EXERCISE BRIEF
Without the images, output each record below as it stands.

TASK INPUT
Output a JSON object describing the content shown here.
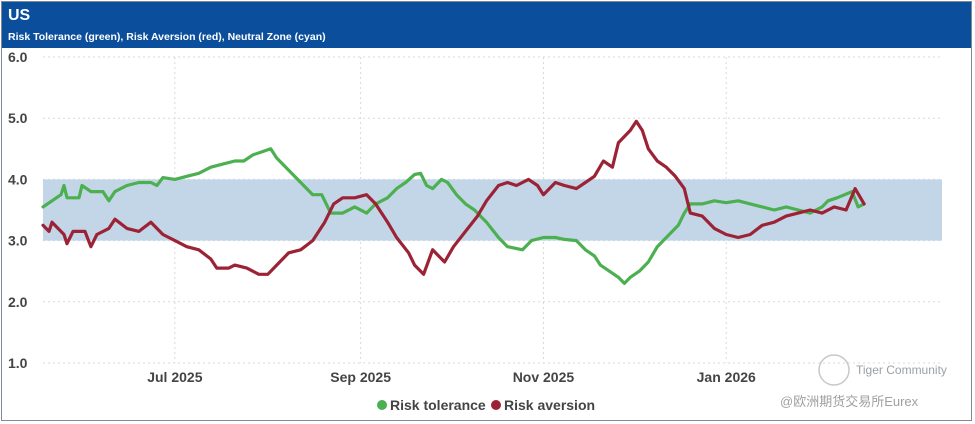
{
  "header": {
    "title": "US",
    "subtitle": "Risk Tolerance (green), Risk Aversion (red), Neutral Zone (cyan)"
  },
  "watermark": {
    "line1": "Tiger Community",
    "line2": "@欧洲期货交易所Eurex"
  },
  "colors": {
    "tolerance": "#4caf50",
    "aversion": "#9b2335",
    "neutral_band": "#c2d6e8",
    "header_bg": "#0b4f9c"
  },
  "chart_data": {
    "type": "line",
    "title": "US",
    "subtitle": "Risk Tolerance (green), Risk Aversion (red), Neutral Zone (cyan)",
    "x_domain": [
      0,
      300
    ],
    "x_unit": "days since 2025-05-18",
    "ylim": [
      1.0,
      6.0
    ],
    "y_ticks": [
      "1.0",
      "2.0",
      "3.0",
      "4.0",
      "5.0",
      "6.0"
    ],
    "x_ticks": [
      {
        "label": "Jul 2025",
        "x": 44
      },
      {
        "label": "Sep 2025",
        "x": 106
      },
      {
        "label": "Nov 2025",
        "x": 167
      },
      {
        "label": "Jan 2026",
        "x": 228
      }
    ],
    "neutral_zone": [
      3.0,
      4.0
    ],
    "legend": [
      "Risk tolerance",
      "Risk aversion"
    ],
    "series": [
      {
        "name": "Risk tolerance",
        "points": [
          [
            0,
            3.55
          ],
          [
            3,
            3.65
          ],
          [
            6,
            3.75
          ],
          [
            7,
            3.9
          ],
          [
            8,
            3.7
          ],
          [
            12,
            3.7
          ],
          [
            13,
            3.9
          ],
          [
            16,
            3.8
          ],
          [
            20,
            3.8
          ],
          [
            22,
            3.65
          ],
          [
            24,
            3.8
          ],
          [
            28,
            3.9
          ],
          [
            32,
            3.95
          ],
          [
            36,
            3.95
          ],
          [
            38,
            3.9
          ],
          [
            40,
            4.03
          ],
          [
            44,
            4.0
          ],
          [
            48,
            4.05
          ],
          [
            52,
            4.1
          ],
          [
            56,
            4.2
          ],
          [
            60,
            4.25
          ],
          [
            64,
            4.3
          ],
          [
            67,
            4.3
          ],
          [
            70,
            4.4
          ],
          [
            73,
            4.45
          ],
          [
            76,
            4.5
          ],
          [
            78,
            4.35
          ],
          [
            82,
            4.15
          ],
          [
            86,
            3.95
          ],
          [
            90,
            3.75
          ],
          [
            93,
            3.75
          ],
          [
            96,
            3.45
          ],
          [
            100,
            3.45
          ],
          [
            104,
            3.55
          ],
          [
            108,
            3.45
          ],
          [
            111,
            3.6
          ],
          [
            115,
            3.7
          ],
          [
            118,
            3.85
          ],
          [
            121,
            3.95
          ],
          [
            124,
            4.08
          ],
          [
            126,
            4.1
          ],
          [
            128,
            3.9
          ],
          [
            130,
            3.85
          ],
          [
            133,
            4.0
          ],
          [
            135,
            3.95
          ],
          [
            138,
            3.75
          ],
          [
            141,
            3.6
          ],
          [
            144,
            3.5
          ],
          [
            148,
            3.3
          ],
          [
            152,
            3.05
          ],
          [
            155,
            2.9
          ],
          [
            160,
            2.85
          ],
          [
            163,
            3.0
          ],
          [
            167,
            3.05
          ],
          [
            171,
            3.05
          ],
          [
            174,
            3.02
          ],
          [
            178,
            3.0
          ],
          [
            181,
            2.85
          ],
          [
            184,
            2.75
          ],
          [
            186,
            2.6
          ],
          [
            189,
            2.5
          ],
          [
            192,
            2.4
          ],
          [
            194,
            2.3
          ],
          [
            196,
            2.4
          ],
          [
            199,
            2.5
          ],
          [
            202,
            2.65
          ],
          [
            205,
            2.9
          ],
          [
            208,
            3.05
          ],
          [
            212,
            3.25
          ],
          [
            214,
            3.45
          ],
          [
            216,
            3.6
          ],
          [
            220,
            3.6
          ],
          [
            224,
            3.65
          ],
          [
            228,
            3.62
          ],
          [
            232,
            3.65
          ],
          [
            236,
            3.6
          ],
          [
            240,
            3.55
          ],
          [
            244,
            3.5
          ],
          [
            248,
            3.55
          ],
          [
            252,
            3.5
          ],
          [
            256,
            3.45
          ],
          [
            260,
            3.55
          ],
          [
            262,
            3.65
          ],
          [
            265,
            3.7
          ],
          [
            270,
            3.8
          ],
          [
            272,
            3.55
          ],
          [
            274,
            3.6
          ]
        ]
      },
      {
        "name": "Risk aversion",
        "points": [
          [
            0,
            3.25
          ],
          [
            2,
            3.15
          ],
          [
            3,
            3.3
          ],
          [
            7,
            3.1
          ],
          [
            8,
            2.95
          ],
          [
            10,
            3.15
          ],
          [
            14,
            3.15
          ],
          [
            16,
            2.9
          ],
          [
            18,
            3.1
          ],
          [
            22,
            3.2
          ],
          [
            24,
            3.35
          ],
          [
            28,
            3.2
          ],
          [
            32,
            3.15
          ],
          [
            36,
            3.3
          ],
          [
            38,
            3.2
          ],
          [
            40,
            3.1
          ],
          [
            44,
            3.0
          ],
          [
            48,
            2.9
          ],
          [
            52,
            2.85
          ],
          [
            56,
            2.7
          ],
          [
            58,
            2.55
          ],
          [
            62,
            2.55
          ],
          [
            64,
            2.6
          ],
          [
            68,
            2.55
          ],
          [
            72,
            2.45
          ],
          [
            75,
            2.45
          ],
          [
            78,
            2.6
          ],
          [
            82,
            2.8
          ],
          [
            86,
            2.85
          ],
          [
            90,
            3.0
          ],
          [
            94,
            3.3
          ],
          [
            97,
            3.6
          ],
          [
            100,
            3.7
          ],
          [
            104,
            3.7
          ],
          [
            108,
            3.75
          ],
          [
            111,
            3.6
          ],
          [
            115,
            3.3
          ],
          [
            118,
            3.05
          ],
          [
            122,
            2.8
          ],
          [
            124,
            2.6
          ],
          [
            127,
            2.45
          ],
          [
            130,
            2.85
          ],
          [
            134,
            2.65
          ],
          [
            137,
            2.9
          ],
          [
            141,
            3.15
          ],
          [
            145,
            3.4
          ],
          [
            148,
            3.65
          ],
          [
            152,
            3.9
          ],
          [
            155,
            3.95
          ],
          [
            158,
            3.9
          ],
          [
            162,
            4.0
          ],
          [
            165,
            3.9
          ],
          [
            167,
            3.75
          ],
          [
            171,
            3.95
          ],
          [
            174,
            3.9
          ],
          [
            178,
            3.85
          ],
          [
            181,
            3.95
          ],
          [
            184,
            4.05
          ],
          [
            187,
            4.3
          ],
          [
            190,
            4.2
          ],
          [
            192,
            4.6
          ],
          [
            196,
            4.8
          ],
          [
            198,
            4.95
          ],
          [
            200,
            4.8
          ],
          [
            202,
            4.5
          ],
          [
            205,
            4.3
          ],
          [
            208,
            4.2
          ],
          [
            211,
            4.05
          ],
          [
            214,
            3.85
          ],
          [
            216,
            3.45
          ],
          [
            220,
            3.4
          ],
          [
            224,
            3.2
          ],
          [
            228,
            3.1
          ],
          [
            232,
            3.05
          ],
          [
            236,
            3.1
          ],
          [
            240,
            3.25
          ],
          [
            244,
            3.3
          ],
          [
            248,
            3.4
          ],
          [
            252,
            3.45
          ],
          [
            256,
            3.5
          ],
          [
            260,
            3.45
          ],
          [
            264,
            3.55
          ],
          [
            268,
            3.5
          ],
          [
            271,
            3.85
          ],
          [
            274,
            3.6
          ]
        ]
      }
    ]
  }
}
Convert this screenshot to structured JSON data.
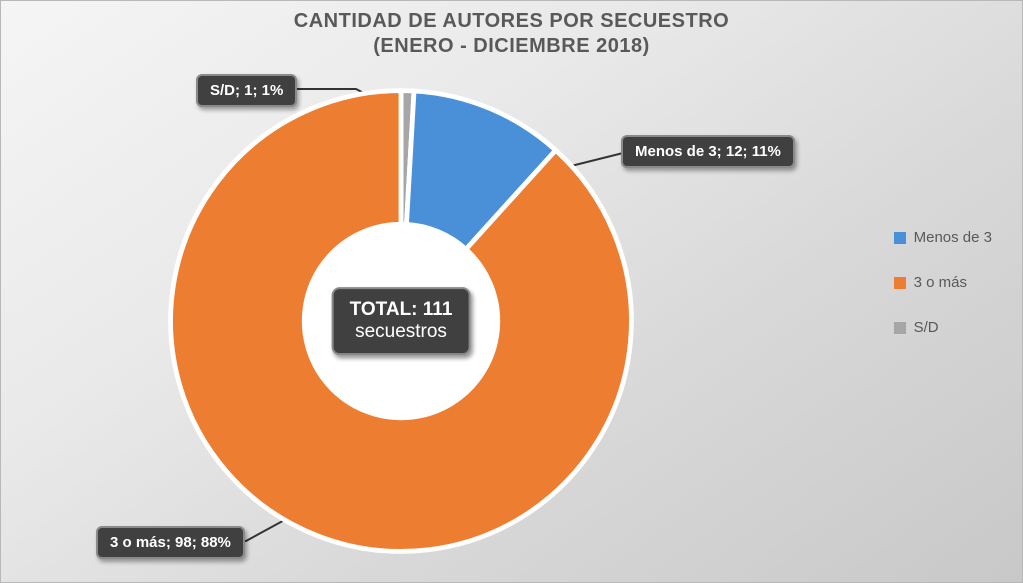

REPLY
Output a JSON object describing the content shown here.
{
  "header": {
    "title": "US",
    "subtitle": "Risk Tolerance (green), Risk Aversion (red), Neutral Zone (cyan)"
  },
  "watermark": {
    "line1": "Tiger Community",
    "line2": "@欧洲期货交易所Eurex"
  },
  "colors": {
    "tolerance": "#4caf50",
    "aversion": "#9b2335",
    "neutral_band": "#c2d6e8",
    "header_bg": "#0b4f9c"
  },
  "chart_data": {
    "type": "line",
    "title": "US",
    "subtitle": "Risk Tolerance (green), Risk Aversion (red), Neutral Zone (cyan)",
    "x_domain": [
      0,
      300
    ],
    "x_unit": "days since 2025-05-18",
    "ylim": [
      1.0,
      6.0
    ],
    "y_ticks": [
      "1.0",
      "2.0",
      "3.0",
      "4.0",
      "5.0",
      "6.0"
    ],
    "x_ticks": [
      {
        "label": "Jul 2025",
        "x": 44
      },
      {
        "label": "Sep 2025",
        "x": 106
      },
      {
        "label": "Nov 2025",
        "x": 167
      },
      {
        "label": "Jan 2026",
        "x": 228
      }
    ],
    "neutral_zone": [
      3.0,
      4.0
    ],
    "legend": [
      "Risk tolerance",
      "Risk aversion"
    ],
    "series": [
      {
        "name": "Risk tolerance",
        "points": [
          [
            0,
            3.55
          ],
          [
            3,
            3.65
          ],
          [
            6,
            3.75
          ],
          [
            7,
            3.9
          ],
          [
            8,
            3.7
          ],
          [
            12,
            3.7
          ],
          [
            13,
            3.9
          ],
          [
            16,
            3.8
          ],
          [
            20,
            3.8
          ],
          [
            22,
            3.65
          ],
          [
            24,
            3.8
          ],
          [
            28,
            3.9
          ],
          [
            32,
            3.95
          ],
          [
            36,
            3.95
          ],
          [
            38,
            3.9
          ],
          [
            40,
            4.03
          ],
          [
            44,
            4.0
          ],
          [
            48,
            4.05
          ],
          [
            52,
            4.1
          ],
          [
            56,
            4.2
          ],
          [
            60,
            4.25
          ],
          [
            64,
            4.3
          ],
          [
            67,
            4.3
          ],
          [
            70,
            4.4
          ],
          [
            73,
            4.45
          ],
          [
            76,
            4.5
          ],
          [
            78,
            4.35
          ],
          [
            82,
            4.15
          ],
          [
            86,
            3.95
          ],
          [
            90,
            3.75
          ],
          [
            93,
            3.75
          ],
          [
            96,
            3.45
          ],
          [
            100,
            3.45
          ],
          [
            104,
            3.55
          ],
          [
            108,
            3.45
          ],
          [
            111,
            3.6
          ],
          [
            115,
            3.7
          ],
          [
            118,
            3.85
          ],
          [
            121,
            3.95
          ],
          [
            124,
            4.08
          ],
          [
            126,
            4.1
          ],
          [
            128,
            3.9
          ],
          [
            130,
            3.85
          ],
          [
            133,
            4.0
          ],
          [
            135,
            3.95
          ],
          [
            138,
            3.75
          ],
          [
            141,
            3.6
          ],
          [
            144,
            3.5
          ],
          [
            148,
            3.3
          ],
          [
            152,
            3.05
          ],
          [
            155,
            2.9
          ],
          [
            160,
            2.85
          ],
          [
            163,
            3.0
          ],
          [
            167,
            3.05
          ],
          [
            171,
            3.05
          ],
          [
            174,
            3.02
          ],
          [
            178,
            3.0
          ],
          [
            181,
            2.85
          ],
          [
            184,
            2.75
          ],
          [
            186,
            2.6
          ],
          [
            189,
            2.5
          ],
          [
            192,
            2.4
          ],
          [
            194,
            2.3
          ],
          [
            196,
            2.4
          ],
          [
            199,
            2.5
          ],
          [
            202,
            2.65
          ],
          [
            205,
            2.9
          ],
          [
            208,
            3.05
          ],
          [
            212,
            3.25
          ],
          [
            214,
            3.45
          ],
          [
            216,
            3.6
          ],
          [
            220,
            3.6
          ],
          [
            224,
            3.65
          ],
          [
            228,
            3.62
          ],
          [
            232,
            3.65
          ],
          [
            236,
            3.6
          ],
          [
            240,
            3.55
          ],
          [
            244,
            3.5
          ],
          [
            248,
            3.55
          ],
          [
            252,
            3.5
          ],
          [
            256,
            3.45
          ],
          [
            260,
            3.55
          ],
          [
            262,
            3.65
          ],
          [
            265,
            3.7
          ],
          [
            270,
            3.8
          ],
          [
            272,
            3.55
          ],
          [
            274,
            3.6
          ]
        ]
      },
      {
        "name": "Risk aversion",
        "points": [
          [
            0,
            3.25
          ],
          [
            2,
            3.15
          ],
          [
            3,
            3.3
          ],
          [
            7,
            3.1
          ],
          [
            8,
            2.95
          ],
          [
            10,
            3.15
          ],
          [
            14,
            3.15
          ],
          [
            16,
            2.9
          ],
          [
            18,
            3.1
          ],
          [
            22,
            3.2
          ],
          [
            24,
            3.35
          ],
          [
            28,
            3.2
          ],
          [
            32,
            3.15
          ],
          [
            36,
            3.3
          ],
          [
            38,
            3.2
          ],
          [
            40,
            3.1
          ],
          [
            44,
            3.0
          ],
          [
            48,
            2.9
          ],
          [
            52,
            2.85
          ],
          [
            56,
            2.7
          ],
          [
            58,
            2.55
          ],
          [
            62,
            2.55
          ],
          [
            64,
            2.6
          ],
          [
            68,
            2.55
          ],
          [
            72,
            2.45
          ],
          [
            75,
            2.45
          ],
          [
            78,
            2.6
          ],
          [
            82,
            2.8
          ],
          [
            86,
            2.85
          ],
          [
            90,
            3.0
          ],
          [
            94,
            3.3
          ],
          [
            97,
            3.6
          ],
          [
            100,
            3.7
          ],
          [
            104,
            3.7
          ],
          [
            108,
            3.75
          ],
          [
            111,
            3.6
          ],
          [
            115,
            3.3
          ],
          [
            118,
            3.05
          ],
          [
            122,
            2.8
          ],
          [
            124,
            2.6
          ],
          [
            127,
            2.45
          ],
          [
            130,
            2.85
          ],
          [
            134,
            2.65
          ],
          [
            137,
            2.9
          ],
          [
            141,
            3.15
          ],
          [
            145,
            3.4
          ],
          [
            148,
            3.65
          ],
          [
            152,
            3.9
          ],
          [
            155,
            3.95
          ],
          [
            158,
            3.9
          ],
          [
            162,
            4.0
          ],
          [
            165,
            3.9
          ],
          [
            167,
            3.75
          ],
          [
            171,
            3.95
          ],
          [
            174,
            3.9
          ],
          [
            178,
            3.85
          ],
          [
            181,
            3.95
          ],
          [
            184,
            4.05
          ],
          [
            187,
            4.3
          ],
          [
            190,
            4.2
          ],
          [
            192,
            4.6
          ],
          [
            196,
            4.8
          ],
          [
            198,
            4.95
          ],
          [
            200,
            4.8
          ],
          [
            202,
            4.5
          ],
          [
            205,
            4.3
          ],
          [
            208,
            4.2
          ],
          [
            211,
            4.05
          ],
          [
            214,
            3.85
          ],
          [
            216,
            3.45
          ],
          [
            220,
            3.4
          ],
          [
            224,
            3.2
          ],
          [
            228,
            3.1
          ],
          [
            232,
            3.05
          ],
          [
            236,
            3.1
          ],
          [
            240,
            3.25
          ],
          [
            244,
            3.3
          ],
          [
            248,
            3.4
          ],
          [
            252,
            3.45
          ],
          [
            256,
            3.5
          ],
          [
            260,
            3.45
          ],
          [
            264,
            3.55
          ],
          [
            268,
            3.5
          ],
          [
            271,
            3.85
          ],
          [
            274,
            3.6
          ]
        ]
      }
    ]
  }
}
Convert this screenshot to structured JSON data.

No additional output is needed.